══ SUPPLIED RECORDS ══

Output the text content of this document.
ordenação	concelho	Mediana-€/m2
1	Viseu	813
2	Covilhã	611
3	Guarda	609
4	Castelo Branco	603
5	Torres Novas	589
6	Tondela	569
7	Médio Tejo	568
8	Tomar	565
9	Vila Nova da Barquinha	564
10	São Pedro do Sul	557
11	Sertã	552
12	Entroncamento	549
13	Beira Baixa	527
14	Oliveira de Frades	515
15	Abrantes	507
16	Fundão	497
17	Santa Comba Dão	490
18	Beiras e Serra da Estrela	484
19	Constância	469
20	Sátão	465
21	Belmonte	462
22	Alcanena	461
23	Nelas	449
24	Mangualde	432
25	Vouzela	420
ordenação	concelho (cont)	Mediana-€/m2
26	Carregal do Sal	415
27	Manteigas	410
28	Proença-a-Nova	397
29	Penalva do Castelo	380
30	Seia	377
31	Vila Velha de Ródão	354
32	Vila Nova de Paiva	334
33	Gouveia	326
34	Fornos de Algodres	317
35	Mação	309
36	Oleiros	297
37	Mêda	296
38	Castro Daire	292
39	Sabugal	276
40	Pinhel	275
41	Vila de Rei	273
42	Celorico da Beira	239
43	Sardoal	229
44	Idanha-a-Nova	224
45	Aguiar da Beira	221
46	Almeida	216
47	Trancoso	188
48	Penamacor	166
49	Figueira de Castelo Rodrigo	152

═══

◆ WORK TO DO: Write out every line from the records above, word for word.

◆ RESULT:
Output the text content of this document.
ordenação	concelho	Mediana-€/m2
1	Viseu	813
2	Covilhã	611
3	Guarda	609
4	Castelo Branco	603
5	Torres Novas	589
6	Tondela	569
7	Médio Tejo	568
8	Tomar	565
9	Vila Nova da Barquinha	564
10	São Pedro do Sul	557
11	Sertã	552
12	Entroncamento	549
13	Beira Baixa	527
14	Oliveira de Frades	515
15	Abrantes	507
16	Fundão	497
17	Santa Comba Dão	490
18	Beiras e Serra da Estrela	484
19	Constância	469
20	Sátão	465
21	Belmonte	462
22	Alcanena	461
23	Nelas	449
24	Mangualde	432
25	Vouzela	420
ordenação	concelho (cont)	Mediana-€/m2
26	Carregal do Sal	415
27	Manteigas	410
28	Proença-a-Nova	397
29	Penalva do Castelo	380
30	Seia	377
31	Vila Velha de Ródão	354
32	Vila Nova de Paiva	334
33	Gouveia	326
34	Fornos de Algodres	317
35	Mação	309
36	Oleiros	297
37	Mêda	296
38	Castro Daire	292
39	Sabugal	276
40	Pinhel	275
41	Vila de Rei	273
42	Celorico da Beira	239
43	Sardoal	229
44	Idanha-a-Nova	224
45	Aguiar da Beira	221
46	Almeida	216
47	Trancoso	188
48	Penamacor	166
49	Figueira de Castelo Rodrigo	152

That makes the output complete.